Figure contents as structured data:
* * * *

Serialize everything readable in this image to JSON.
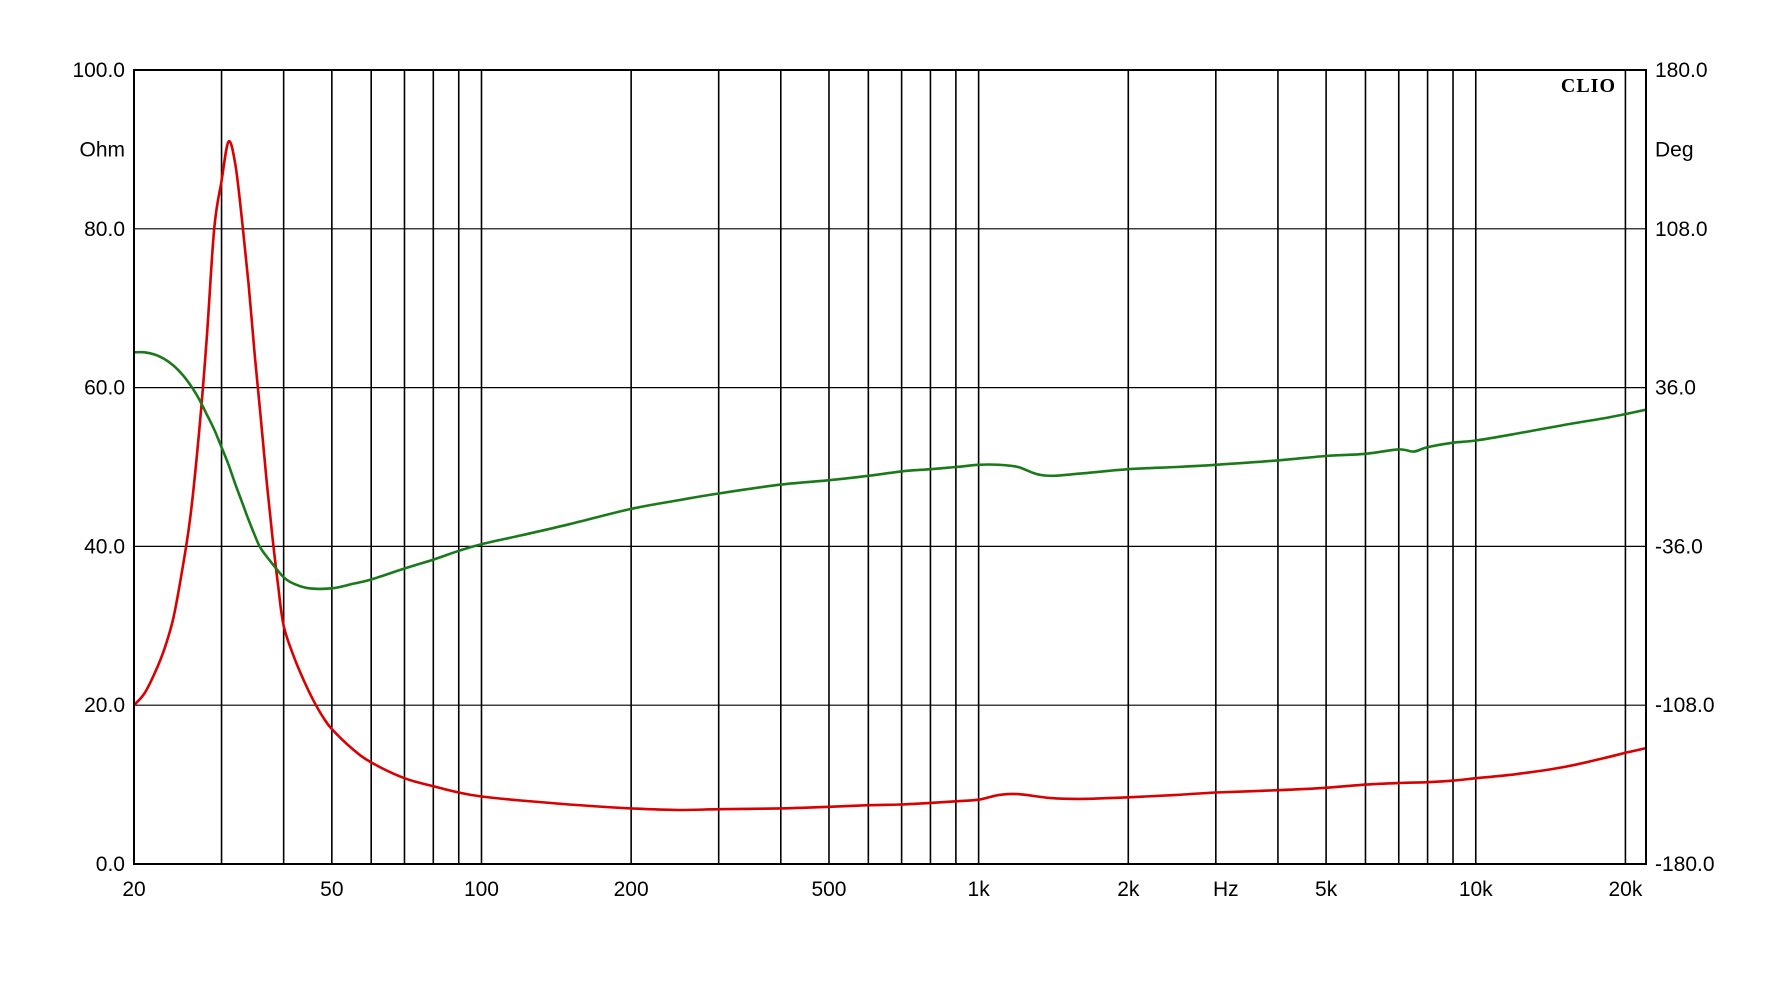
{
  "chart_data": {
    "type": "line",
    "x_scale": "log",
    "xlim": [
      20,
      22000
    ],
    "x_ticks": [
      {
        "value": 20,
        "label": "20"
      },
      {
        "value": 50,
        "label": "50"
      },
      {
        "value": 100,
        "label": "100"
      },
      {
        "value": 200,
        "label": "200"
      },
      {
        "value": 500,
        "label": "500"
      },
      {
        "value": 1000,
        "label": "1k"
      },
      {
        "value": 2000,
        "label": "2k"
      },
      {
        "value": 5000,
        "label": "5k"
      },
      {
        "value": 10000,
        "label": "10k"
      },
      {
        "value": 20000,
        "label": "20k"
      }
    ],
    "x_unit_label": "Hz",
    "x_unit_value": 3000,
    "x_gridlines": [
      20,
      30,
      40,
      50,
      60,
      70,
      80,
      90,
      100,
      200,
      300,
      400,
      500,
      600,
      700,
      800,
      900,
      1000,
      2000,
      3000,
      4000,
      5000,
      6000,
      7000,
      8000,
      9000,
      10000,
      20000
    ],
    "y_left": {
      "unit": "Ohm",
      "ylim": [
        0,
        100
      ],
      "ticks": [
        "0.0",
        "20.0",
        "40.0",
        "60.0",
        "80.0",
        "100.0"
      ]
    },
    "y_right": {
      "unit": "Deg",
      "ylim": [
        -180,
        180
      ],
      "ticks": [
        "-180.0",
        "-108.0",
        "-36.0",
        "36.0",
        "108.0",
        "180.0"
      ]
    },
    "grid": true,
    "watermark": "CLIO",
    "series": [
      {
        "axis": "left",
        "color": "#d80000",
        "points": [
          [
            20,
            20
          ],
          [
            21,
            21.5
          ],
          [
            22,
            24
          ],
          [
            23,
            27
          ],
          [
            24,
            31
          ],
          [
            25,
            37
          ],
          [
            26,
            44
          ],
          [
            27,
            54
          ],
          [
            28,
            66
          ],
          [
            29,
            80
          ],
          [
            30,
            86
          ],
          [
            31,
            91
          ],
          [
            32,
            88
          ],
          [
            33,
            81
          ],
          [
            34,
            73
          ],
          [
            35,
            64
          ],
          [
            36,
            56
          ],
          [
            37,
            48
          ],
          [
            38,
            41
          ],
          [
            39,
            35
          ],
          [
            40,
            30
          ],
          [
            42,
            26
          ],
          [
            44,
            23
          ],
          [
            46,
            20.5
          ],
          [
            48,
            18.5
          ],
          [
            50,
            17
          ],
          [
            55,
            14.5
          ],
          [
            60,
            12.8
          ],
          [
            70,
            10.8
          ],
          [
            80,
            9.8
          ],
          [
            90,
            9.0
          ],
          [
            100,
            8.5
          ],
          [
            120,
            8.0
          ],
          [
            150,
            7.5
          ],
          [
            200,
            7.0
          ],
          [
            250,
            6.8
          ],
          [
            300,
            6.9
          ],
          [
            400,
            7.0
          ],
          [
            500,
            7.2
          ],
          [
            600,
            7.4
          ],
          [
            700,
            7.5
          ],
          [
            800,
            7.7
          ],
          [
            900,
            7.9
          ],
          [
            1000,
            8.1
          ],
          [
            1100,
            8.7
          ],
          [
            1200,
            8.8
          ],
          [
            1400,
            8.3
          ],
          [
            1600,
            8.2
          ],
          [
            2000,
            8.4
          ],
          [
            2500,
            8.7
          ],
          [
            3000,
            9.0
          ],
          [
            4000,
            9.3
          ],
          [
            5000,
            9.6
          ],
          [
            6000,
            10.0
          ],
          [
            7000,
            10.2
          ],
          [
            8000,
            10.3
          ],
          [
            9000,
            10.5
          ],
          [
            10000,
            10.8
          ],
          [
            12000,
            11.3
          ],
          [
            15000,
            12.2
          ],
          [
            18000,
            13.3
          ],
          [
            20000,
            14.0
          ],
          [
            22000,
            14.6
          ]
        ]
      },
      {
        "axis": "right",
        "color": "#1a7a1a",
        "points": [
          [
            20,
            52
          ],
          [
            21,
            52
          ],
          [
            22,
            51
          ],
          [
            23,
            49
          ],
          [
            24,
            46
          ],
          [
            25,
            42
          ],
          [
            26,
            37
          ],
          [
            27,
            31
          ],
          [
            28,
            24
          ],
          [
            29,
            17
          ],
          [
            30,
            9
          ],
          [
            31,
            1
          ],
          [
            32,
            -8
          ],
          [
            33,
            -16
          ],
          [
            34,
            -24
          ],
          [
            35,
            -31
          ],
          [
            36,
            -37
          ],
          [
            38,
            -44
          ],
          [
            40,
            -50
          ],
          [
            42,
            -53
          ],
          [
            45,
            -55
          ],
          [
            50,
            -55
          ],
          [
            55,
            -53
          ],
          [
            60,
            -51
          ],
          [
            70,
            -46
          ],
          [
            80,
            -42
          ],
          [
            90,
            -38
          ],
          [
            100,
            -35
          ],
          [
            120,
            -31
          ],
          [
            150,
            -26
          ],
          [
            200,
            -19
          ],
          [
            250,
            -15
          ],
          [
            300,
            -12
          ],
          [
            400,
            -8
          ],
          [
            500,
            -6
          ],
          [
            600,
            -4
          ],
          [
            700,
            -2
          ],
          [
            800,
            -1
          ],
          [
            900,
            0
          ],
          [
            1000,
            1
          ],
          [
            1100,
            1
          ],
          [
            1200,
            0
          ],
          [
            1300,
            -3
          ],
          [
            1400,
            -4
          ],
          [
            1600,
            -3
          ],
          [
            2000,
            -1
          ],
          [
            2500,
            0
          ],
          [
            3000,
            1
          ],
          [
            4000,
            3
          ],
          [
            5000,
            5
          ],
          [
            6000,
            6
          ],
          [
            7000,
            8
          ],
          [
            7500,
            7
          ],
          [
            8000,
            9
          ],
          [
            9000,
            11
          ],
          [
            10000,
            12
          ],
          [
            12000,
            15
          ],
          [
            15000,
            19
          ],
          [
            18000,
            22
          ],
          [
            20000,
            24
          ],
          [
            22000,
            26
          ]
        ]
      }
    ]
  }
}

* * * *

What needs to be done: Repeat the material verbatim. Do not carry over any picture.

Reply to the task:
Serialize everything readable in this image to JSON.
{
  "chart_data": {
    "type": "line",
    "x_scale": "log",
    "xlim": [
      20,
      22000
    ],
    "x_ticks": [
      {
        "value": 20,
        "label": "20"
      },
      {
        "value": 50,
        "label": "50"
      },
      {
        "value": 100,
        "label": "100"
      },
      {
        "value": 200,
        "label": "200"
      },
      {
        "value": 500,
        "label": "500"
      },
      {
        "value": 1000,
        "label": "1k"
      },
      {
        "value": 2000,
        "label": "2k"
      },
      {
        "value": 5000,
        "label": "5k"
      },
      {
        "value": 10000,
        "label": "10k"
      },
      {
        "value": 20000,
        "label": "20k"
      }
    ],
    "x_unit_label": "Hz",
    "x_unit_value": 3000,
    "x_gridlines": [
      20,
      30,
      40,
      50,
      60,
      70,
      80,
      90,
      100,
      200,
      300,
      400,
      500,
      600,
      700,
      800,
      900,
      1000,
      2000,
      3000,
      4000,
      5000,
      6000,
      7000,
      8000,
      9000,
      10000,
      20000
    ],
    "y_left": {
      "unit": "Ohm",
      "ylim": [
        0,
        100
      ],
      "ticks": [
        "0.0",
        "20.0",
        "40.0",
        "60.0",
        "80.0",
        "100.0"
      ]
    },
    "y_right": {
      "unit": "Deg",
      "ylim": [
        -180,
        180
      ],
      "ticks": [
        "-180.0",
        "-108.0",
        "-36.0",
        "36.0",
        "108.0",
        "180.0"
      ]
    },
    "grid": true,
    "watermark": "CLIO",
    "series": [
      {
        "axis": "left",
        "color": "#d80000",
        "points": [
          [
            20,
            20
          ],
          [
            21,
            21.5
          ],
          [
            22,
            24
          ],
          [
            23,
            27
          ],
          [
            24,
            31
          ],
          [
            25,
            37
          ],
          [
            26,
            44
          ],
          [
            27,
            54
          ],
          [
            28,
            66
          ],
          [
            29,
            80
          ],
          [
            30,
            86
          ],
          [
            31,
            91
          ],
          [
            32,
            88
          ],
          [
            33,
            81
          ],
          [
            34,
            73
          ],
          [
            35,
            64
          ],
          [
            36,
            56
          ],
          [
            37,
            48
          ],
          [
            38,
            41
          ],
          [
            39,
            35
          ],
          [
            40,
            30
          ],
          [
            42,
            26
          ],
          [
            44,
            23
          ],
          [
            46,
            20.5
          ],
          [
            48,
            18.5
          ],
          [
            50,
            17
          ],
          [
            55,
            14.5
          ],
          [
            60,
            12.8
          ],
          [
            70,
            10.8
          ],
          [
            80,
            9.8
          ],
          [
            90,
            9.0
          ],
          [
            100,
            8.5
          ],
          [
            120,
            8.0
          ],
          [
            150,
            7.5
          ],
          [
            200,
            7.0
          ],
          [
            250,
            6.8
          ],
          [
            300,
            6.9
          ],
          [
            400,
            7.0
          ],
          [
            500,
            7.2
          ],
          [
            600,
            7.4
          ],
          [
            700,
            7.5
          ],
          [
            800,
            7.7
          ],
          [
            900,
            7.9
          ],
          [
            1000,
            8.1
          ],
          [
            1100,
            8.7
          ],
          [
            1200,
            8.8
          ],
          [
            1400,
            8.3
          ],
          [
            1600,
            8.2
          ],
          [
            2000,
            8.4
          ],
          [
            2500,
            8.7
          ],
          [
            3000,
            9.0
          ],
          [
            4000,
            9.3
          ],
          [
            5000,
            9.6
          ],
          [
            6000,
            10.0
          ],
          [
            7000,
            10.2
          ],
          [
            8000,
            10.3
          ],
          [
            9000,
            10.5
          ],
          [
            10000,
            10.8
          ],
          [
            12000,
            11.3
          ],
          [
            15000,
            12.2
          ],
          [
            18000,
            13.3
          ],
          [
            20000,
            14.0
          ],
          [
            22000,
            14.6
          ]
        ]
      },
      {
        "axis": "right",
        "color": "#1a7a1a",
        "points": [
          [
            20,
            52
          ],
          [
            21,
            52
          ],
          [
            22,
            51
          ],
          [
            23,
            49
          ],
          [
            24,
            46
          ],
          [
            25,
            42
          ],
          [
            26,
            37
          ],
          [
            27,
            31
          ],
          [
            28,
            24
          ],
          [
            29,
            17
          ],
          [
            30,
            9
          ],
          [
            31,
            1
          ],
          [
            32,
            -8
          ],
          [
            33,
            -16
          ],
          [
            34,
            -24
          ],
          [
            35,
            -31
          ],
          [
            36,
            -37
          ],
          [
            38,
            -44
          ],
          [
            40,
            -50
          ],
          [
            42,
            -53
          ],
          [
            45,
            -55
          ],
          [
            50,
            -55
          ],
          [
            55,
            -53
          ],
          [
            60,
            -51
          ],
          [
            70,
            -46
          ],
          [
            80,
            -42
          ],
          [
            90,
            -38
          ],
          [
            100,
            -35
          ],
          [
            120,
            -31
          ],
          [
            150,
            -26
          ],
          [
            200,
            -19
          ],
          [
            250,
            -15
          ],
          [
            300,
            -12
          ],
          [
            400,
            -8
          ],
          [
            500,
            -6
          ],
          [
            600,
            -4
          ],
          [
            700,
            -2
          ],
          [
            800,
            -1
          ],
          [
            900,
            0
          ],
          [
            1000,
            1
          ],
          [
            1100,
            1
          ],
          [
            1200,
            0
          ],
          [
            1300,
            -3
          ],
          [
            1400,
            -4
          ],
          [
            1600,
            -3
          ],
          [
            2000,
            -1
          ],
          [
            2500,
            0
          ],
          [
            3000,
            1
          ],
          [
            4000,
            3
          ],
          [
            5000,
            5
          ],
          [
            6000,
            6
          ],
          [
            7000,
            8
          ],
          [
            7500,
            7
          ],
          [
            8000,
            9
          ],
          [
            9000,
            11
          ],
          [
            10000,
            12
          ],
          [
            12000,
            15
          ],
          [
            15000,
            19
          ],
          [
            18000,
            22
          ],
          [
            20000,
            24
          ],
          [
            22000,
            26
          ]
        ]
      }
    ]
  }
}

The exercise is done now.